**What is expected:** Omit all pictures, then retype the data exactly as given.

**Supplied records:**

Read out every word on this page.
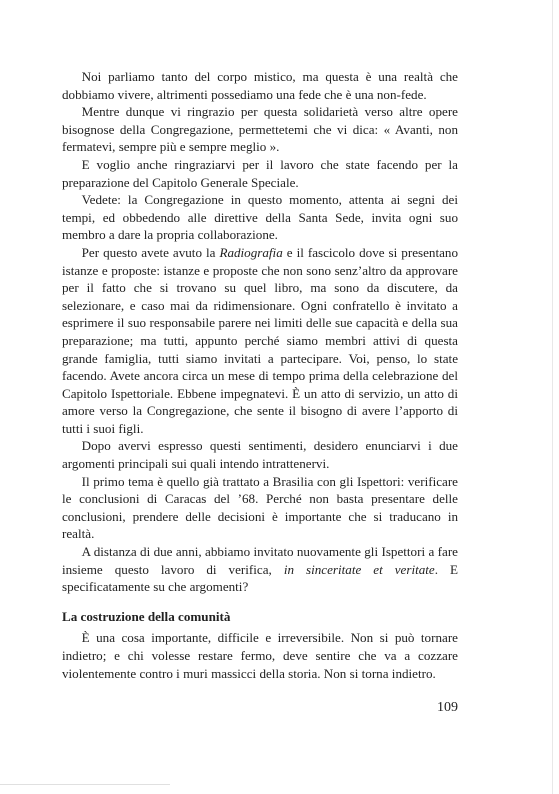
Noi parliamo tanto del corpo mistico, ma questa è una realtà che dobbiamo vivere, altrimenti possediamo una fede che è una non-fede.

Mentre dunque vi ringrazio per questa solidarietà verso altre opere bisognose della Congregazione, permettetemi che vi dica: « Avanti, non fermatevi, sempre più e sempre meglio ».

E voglio anche ringraziarvi per il lavoro che state facendo per la preparazione del Capitolo Generale Speciale.

Vedete: la Congregazione in questo momento, attenta ai segni dei tempi, ed obbedendo alle direttive della Santa Sede, invita ogni suo membro a dare la propria collaborazione.

Per questo avete avuto la Radiografia e il fascicolo dove si presentano istanze e proposte: istanze e proposte che non sono senz’altro da approvare per il fatto che si trovano su quel libro, ma sono da discutere, da selezionare, e caso mai da ridimensionare. Ogni confratello è invitato a esprimere il suo responsabile parere nei limiti delle sue capacità e della sua preparazione; ma tutti, appunto perché siamo membri attivi di questa grande famiglia, tutti siamo invitati a partecipare. Voi, penso, lo state facendo. Avete ancora circa un mese di tempo prima della celebrazione del Capitolo Ispettoriale. Ebbene impegnatevi. È un atto di servizio, un atto di amore verso la Congregazione, che sente il bisogno di avere l’apporto di tutti i suoi figli.

Dopo avervi espresso questi sentimenti, desidero enunciarvi i due argomenti principali sui quali intendo intrattenervi.

Il primo tema è quello già trattato a Brasilia con gli Ispettori: verificare le conclusioni di Caracas del ’68. Perché non basta presentare delle conclusioni, prendere delle decisioni è importante che si traducano in realtà.

A distanza di due anni, abbiamo invitato nuovamente gli Ispettori a fare insieme questo lavoro di verifica, in sinceritate et veritate. E specificatamente su che argomenti?

La costruzione della comunità

È una cosa importante, difficile e irreversibile. Non si può tornare indietro; e chi volesse restare fermo, deve sentire che va a cozzare violentemente contro i muri massicci della storia. Non si torna indietro.

109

**Finished exercise:**
Read out every word on this page.
Noi parliamo tanto del corpo mistico, ma questa è una realtà che dobbiamo vivere, altrimenti possediamo una fede che è una non-fede.

Mentre dunque vi ringrazio per questa solidarietà verso altre opere bisognose della Congregazione, permettetemi che vi dica: « Avanti, non fermatevi, sempre più e sempre meglio ».

E voglio anche ringraziarvi per il lavoro che state facendo per la preparazione del Capitolo Generale Speciale.

Vedete: la Congregazione in questo momento, attenta ai segni dei tempi, ed obbedendo alle direttive della Santa Sede, invita ogni suo membro a dare la propria collaborazione.

Per questo avete avuto la Radiografia e il fascicolo dove si presentano istanze e proposte: istanze e proposte che non sono senz’altro da approvare per il fatto che si trovano su quel libro, ma sono da discutere, da selezionare, e caso mai da ridimensionare. Ogni confratello è invitato a esprimere il suo responsabile parere nei limiti delle sue capacità e della sua preparazione; ma tutti, appunto perché siamo membri attivi di questa grande famiglia, tutti siamo invitati a partecipare. Voi, penso, lo state facendo. Avete ancora circa un mese di tempo prima della celebrazione del Capitolo Ispettoriale. Ebbene impegnatevi. È un atto di servizio, un atto di amore verso la Congregazione, che sente il bisogno di avere l’apporto di tutti i suoi figli.

Dopo avervi espresso questi sentimenti, desidero enunciarvi i due argomenti principali sui quali intendo intrattenervi.

Il primo tema è quello già trattato a Brasilia con gli Ispettori: verificare le conclusioni di Caracas del ’68. Perché non basta presentare delle conclusioni, prendere delle decisioni è importante che si traducano in realtà.

A distanza di due anni, abbiamo invitato nuovamente gli Ispettori a fare insieme questo lavoro di verifica, in sinceritate et veritate. E specificatamente su che argomenti?

La costruzione della comunità

È una cosa importante, difficile e irreversibile. Non si può tornare indietro; e chi volesse restare fermo, deve sentire che va a cozzare violentemente contro i muri massicci della storia. Non si torna indietro.

109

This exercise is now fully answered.